Data in this exercise |

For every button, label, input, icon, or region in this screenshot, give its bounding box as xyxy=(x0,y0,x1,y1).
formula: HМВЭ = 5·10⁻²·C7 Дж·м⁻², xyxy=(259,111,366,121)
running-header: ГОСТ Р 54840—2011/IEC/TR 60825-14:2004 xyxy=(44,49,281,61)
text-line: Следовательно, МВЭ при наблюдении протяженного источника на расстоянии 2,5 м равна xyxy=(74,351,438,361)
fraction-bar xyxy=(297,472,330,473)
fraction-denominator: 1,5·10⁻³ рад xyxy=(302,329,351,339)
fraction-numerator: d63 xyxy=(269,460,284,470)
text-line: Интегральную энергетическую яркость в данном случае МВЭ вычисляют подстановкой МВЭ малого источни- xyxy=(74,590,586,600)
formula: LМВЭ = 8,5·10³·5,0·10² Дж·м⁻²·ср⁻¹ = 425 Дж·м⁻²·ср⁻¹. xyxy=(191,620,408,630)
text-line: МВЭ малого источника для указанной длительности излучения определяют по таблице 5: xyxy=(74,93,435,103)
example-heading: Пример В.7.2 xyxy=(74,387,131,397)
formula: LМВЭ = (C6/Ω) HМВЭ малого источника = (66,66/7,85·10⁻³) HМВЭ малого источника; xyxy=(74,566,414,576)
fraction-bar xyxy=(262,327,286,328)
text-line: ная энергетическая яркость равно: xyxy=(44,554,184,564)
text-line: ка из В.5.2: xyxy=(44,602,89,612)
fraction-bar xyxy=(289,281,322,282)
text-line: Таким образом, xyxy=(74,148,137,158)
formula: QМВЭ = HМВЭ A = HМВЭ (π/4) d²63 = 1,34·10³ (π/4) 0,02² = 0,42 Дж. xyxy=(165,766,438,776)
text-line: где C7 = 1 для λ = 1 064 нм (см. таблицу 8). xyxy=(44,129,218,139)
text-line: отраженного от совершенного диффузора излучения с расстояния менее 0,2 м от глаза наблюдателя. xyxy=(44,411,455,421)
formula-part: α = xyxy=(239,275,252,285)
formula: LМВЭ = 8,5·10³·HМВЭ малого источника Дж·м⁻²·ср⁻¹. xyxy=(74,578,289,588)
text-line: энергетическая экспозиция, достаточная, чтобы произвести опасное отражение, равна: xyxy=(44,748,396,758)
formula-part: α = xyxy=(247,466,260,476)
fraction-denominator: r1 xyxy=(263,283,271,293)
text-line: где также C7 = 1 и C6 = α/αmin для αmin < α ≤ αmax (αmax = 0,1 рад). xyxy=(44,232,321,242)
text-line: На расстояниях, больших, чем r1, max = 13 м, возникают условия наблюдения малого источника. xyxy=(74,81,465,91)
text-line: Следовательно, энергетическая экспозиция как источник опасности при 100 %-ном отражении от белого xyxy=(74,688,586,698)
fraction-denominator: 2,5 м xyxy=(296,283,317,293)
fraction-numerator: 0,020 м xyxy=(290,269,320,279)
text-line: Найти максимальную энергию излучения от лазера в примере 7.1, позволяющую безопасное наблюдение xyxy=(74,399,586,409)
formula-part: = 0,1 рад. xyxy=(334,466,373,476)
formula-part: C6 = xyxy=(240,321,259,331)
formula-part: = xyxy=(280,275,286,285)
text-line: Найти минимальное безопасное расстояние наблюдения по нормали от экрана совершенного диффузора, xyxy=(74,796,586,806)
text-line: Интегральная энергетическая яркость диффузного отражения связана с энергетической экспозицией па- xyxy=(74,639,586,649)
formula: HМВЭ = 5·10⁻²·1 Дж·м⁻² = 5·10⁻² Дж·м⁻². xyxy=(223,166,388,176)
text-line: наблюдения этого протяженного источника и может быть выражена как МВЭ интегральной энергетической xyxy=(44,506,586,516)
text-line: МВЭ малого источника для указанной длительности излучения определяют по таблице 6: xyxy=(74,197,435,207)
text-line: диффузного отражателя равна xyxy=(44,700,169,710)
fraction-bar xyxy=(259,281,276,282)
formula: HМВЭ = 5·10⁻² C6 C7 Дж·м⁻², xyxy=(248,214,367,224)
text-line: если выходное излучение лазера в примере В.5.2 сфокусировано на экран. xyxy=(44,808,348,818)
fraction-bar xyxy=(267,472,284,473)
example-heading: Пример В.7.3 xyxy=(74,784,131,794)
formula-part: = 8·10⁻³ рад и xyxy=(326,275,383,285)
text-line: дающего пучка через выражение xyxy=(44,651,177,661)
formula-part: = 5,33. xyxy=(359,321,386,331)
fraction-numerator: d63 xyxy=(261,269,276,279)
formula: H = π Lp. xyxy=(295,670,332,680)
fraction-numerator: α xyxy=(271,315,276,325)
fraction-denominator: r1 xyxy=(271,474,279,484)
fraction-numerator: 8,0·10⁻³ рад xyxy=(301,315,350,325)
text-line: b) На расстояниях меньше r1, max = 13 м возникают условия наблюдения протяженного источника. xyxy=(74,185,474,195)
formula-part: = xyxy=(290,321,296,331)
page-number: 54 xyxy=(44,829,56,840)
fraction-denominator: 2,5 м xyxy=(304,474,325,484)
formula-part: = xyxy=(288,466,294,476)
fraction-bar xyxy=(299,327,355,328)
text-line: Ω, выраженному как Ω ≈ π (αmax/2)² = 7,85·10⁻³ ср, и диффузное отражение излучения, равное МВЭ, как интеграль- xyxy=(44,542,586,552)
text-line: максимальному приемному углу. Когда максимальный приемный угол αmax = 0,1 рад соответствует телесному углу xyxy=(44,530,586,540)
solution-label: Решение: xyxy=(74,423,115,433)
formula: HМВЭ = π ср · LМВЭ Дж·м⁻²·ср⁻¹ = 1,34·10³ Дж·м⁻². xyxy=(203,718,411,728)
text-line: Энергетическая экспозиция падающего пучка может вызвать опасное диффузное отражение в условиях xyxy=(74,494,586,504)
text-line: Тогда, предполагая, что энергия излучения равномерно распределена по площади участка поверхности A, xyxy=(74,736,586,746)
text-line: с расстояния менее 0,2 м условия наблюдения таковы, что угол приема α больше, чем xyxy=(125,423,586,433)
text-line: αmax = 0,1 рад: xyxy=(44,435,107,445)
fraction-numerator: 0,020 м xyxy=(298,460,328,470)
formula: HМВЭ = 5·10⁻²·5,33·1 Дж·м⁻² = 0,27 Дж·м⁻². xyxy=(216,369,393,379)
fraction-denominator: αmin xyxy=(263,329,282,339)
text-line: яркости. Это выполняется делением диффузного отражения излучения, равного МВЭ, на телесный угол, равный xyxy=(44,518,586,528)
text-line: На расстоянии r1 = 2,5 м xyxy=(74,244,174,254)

Task | Copy every row above word for word, in the same order, with nothing changed.

Complete answer |
For every button, label, input, icon, or region in this screenshot, give its bounding box as xyxy=(x0,y0,x1,y1).
formula: HМВЭ = 5·10⁻²·C7 Дж·м⁻², xyxy=(259,111,366,121)
running-header: ГОСТ Р 54840—2011/IEC/TR 60825-14:2004 xyxy=(44,49,281,61)
text-line: Следовательно, МВЭ при наблюдении протяженного источника на расстоянии 2,5 м равна xyxy=(74,351,438,361)
fraction-bar xyxy=(297,472,330,473)
fraction-denominator: 1,5·10⁻³ рад xyxy=(302,329,351,339)
fraction-numerator: d63 xyxy=(269,460,284,470)
text-line: Интегральную энергетическую яркость в данном случае МВЭ вычисляют подстановкой МВЭ малого источни- xyxy=(74,590,586,600)
formula: LМВЭ = 8,5·10³·5,0·10² Дж·м⁻²·ср⁻¹ = 425 Дж·м⁻²·ср⁻¹. xyxy=(191,620,408,630)
text-line: МВЭ малого источника для указанной длительности излучения определяют по таблице 5: xyxy=(74,93,435,103)
example-heading: Пример В.7.2 xyxy=(74,387,131,397)
formula: LМВЭ = (C6/Ω) HМВЭ малого источника = (66,66/7,85·10⁻³) HМВЭ малого источника; xyxy=(74,566,414,576)
fraction-bar xyxy=(262,327,286,328)
text-line: ная энергетическая яркость равно: xyxy=(44,554,184,564)
text-line: ка из В.5.2: xyxy=(44,602,89,612)
fraction-bar xyxy=(289,281,322,282)
text-line: Таким образом, xyxy=(74,148,137,158)
formula: QМВЭ = HМВЭ A = HМВЭ (π/4) d²63 = 1,34·10³ (π/4) 0,02² = 0,42 Дж. xyxy=(165,766,438,776)
text-line: где C7 = 1 для λ = 1 064 нм (см. таблицу 8). xyxy=(44,129,218,139)
text-line: отраженного от совершенного диффузора излучения с расстояния менее 0,2 м от глаза наблюдателя. xyxy=(44,411,455,421)
formula-part: α = xyxy=(239,275,252,285)
formula: LМВЭ = 8,5·10³·HМВЭ малого источника Дж·м⁻²·ср⁻¹. xyxy=(74,578,289,588)
text-line: энергетическая экспозиция, достаточная, чтобы произвести опасное отражение, равна: xyxy=(44,748,396,758)
formula-part: α = xyxy=(247,466,260,476)
fraction-denominator: r1 xyxy=(263,283,271,293)
text-line: где также C7 = 1 и C6 = α/αmin для αmin < α ≤ αmax (αmax = 0,1 рад). xyxy=(44,232,321,242)
text-line: На расстояниях, больших, чем r1, max = 13 м, возникают условия наблюдения малого источника. xyxy=(74,81,465,91)
text-line: Следовательно, энергетическая экспозиция как источник опасности при 100 %-ном отражении от белого xyxy=(74,688,586,698)
fraction-denominator: 2,5 м xyxy=(296,283,317,293)
fraction-numerator: 0,020 м xyxy=(290,269,320,279)
text-line: Найти максимальную энергию излучения от лазера в примере 7.1, позволяющую безопасное наблюдение xyxy=(74,399,586,409)
formula-part: = 0,1 рад. xyxy=(334,466,373,476)
formula-part: C6 = xyxy=(240,321,259,331)
formula-part: = xyxy=(280,275,286,285)
text-line: Найти минимальное безопасное расстояние наблюдения по нормали от экрана совершенного диффузора, xyxy=(74,796,586,806)
text-line: Интегральная энергетическая яркость диффузного отражения связана с энергетической экспозицией па- xyxy=(74,639,586,649)
formula: HМВЭ = 5·10⁻²·1 Дж·м⁻² = 5·10⁻² Дж·м⁻². xyxy=(223,166,388,176)
text-line: наблюдения этого протяженного источника и может быть выражена как МВЭ интегральной энергетической xyxy=(44,506,586,516)
text-line: МВЭ малого источника для указанной длительности излучения определяют по таблице 6: xyxy=(74,197,435,207)
text-line: диффузного отражателя равна xyxy=(44,700,169,710)
fraction-bar xyxy=(259,281,276,282)
formula: HМВЭ = 5·10⁻² C6 C7 Дж·м⁻², xyxy=(248,214,367,224)
text-line: если выходное излучение лазера в примере В.5.2 сфокусировано на экран. xyxy=(44,808,348,818)
fraction-bar xyxy=(267,472,284,473)
example-heading: Пример В.7.3 xyxy=(74,784,131,794)
formula-part: = 8·10⁻³ рад и xyxy=(326,275,383,285)
text-line: дающего пучка через выражение xyxy=(44,651,177,661)
formula-part: = 5,33. xyxy=(359,321,386,331)
fraction-numerator: d63 xyxy=(261,269,276,279)
formula: H = π Lp. xyxy=(295,670,332,680)
fraction-numerator: α xyxy=(271,315,276,325)
fraction-denominator: r1 xyxy=(271,474,279,484)
fraction-numerator: 8,0·10⁻³ рад xyxy=(301,315,350,325)
text-line: b) На расстояниях меньше r1, max = 13 м возникают условия наблюдения протяженного источника. xyxy=(74,185,474,195)
formula-part: = xyxy=(290,321,296,331)
page-number: 54 xyxy=(44,829,56,840)
fraction-denominator: 2,5 м xyxy=(304,474,325,484)
formula-part: = xyxy=(288,466,294,476)
fraction-bar xyxy=(299,327,355,328)
text-line: Ω, выраженному как Ω ≈ π (αmax/2)² = 7,85·10⁻³ ср, и диффузное отражение излучения, равное МВЭ, как интеграль- xyxy=(44,542,586,552)
text-line: максимальному приемному углу. Когда максимальный приемный угол αmax = 0,1 рад соответствует телесному углу xyxy=(44,530,586,540)
solution-label: Решение: xyxy=(74,423,115,433)
formula: HМВЭ = π ср · LМВЭ Дж·м⁻²·ср⁻¹ = 1,34·10³ Дж·м⁻². xyxy=(203,718,411,728)
text-line: Энергетическая экспозиция падающего пучка может вызвать опасное диффузное отражение в условиях xyxy=(74,494,586,504)
text-line: Тогда, предполагая, что энергия излучения равномерно распределена по площади участка поверхности A, xyxy=(74,736,586,746)
text-line: с расстояния менее 0,2 м условия наблюдения таковы, что угол приема α больше, чем xyxy=(125,423,586,433)
text-line: αmax = 0,1 рад: xyxy=(44,435,107,445)
fraction-numerator: 0,020 м xyxy=(298,460,328,470)
formula: HМВЭ = 5·10⁻²·5,33·1 Дж·м⁻² = 0,27 Дж·м⁻². xyxy=(216,369,393,379)
fraction-denominator: αmin xyxy=(263,329,282,339)
text-line: яркости. Это выполняется делением диффузного отражения излучения, равного МВЭ, на телесный угол, равный xyxy=(44,518,586,528)
text-line: На расстоянии r1 = 2,5 м xyxy=(74,244,174,254)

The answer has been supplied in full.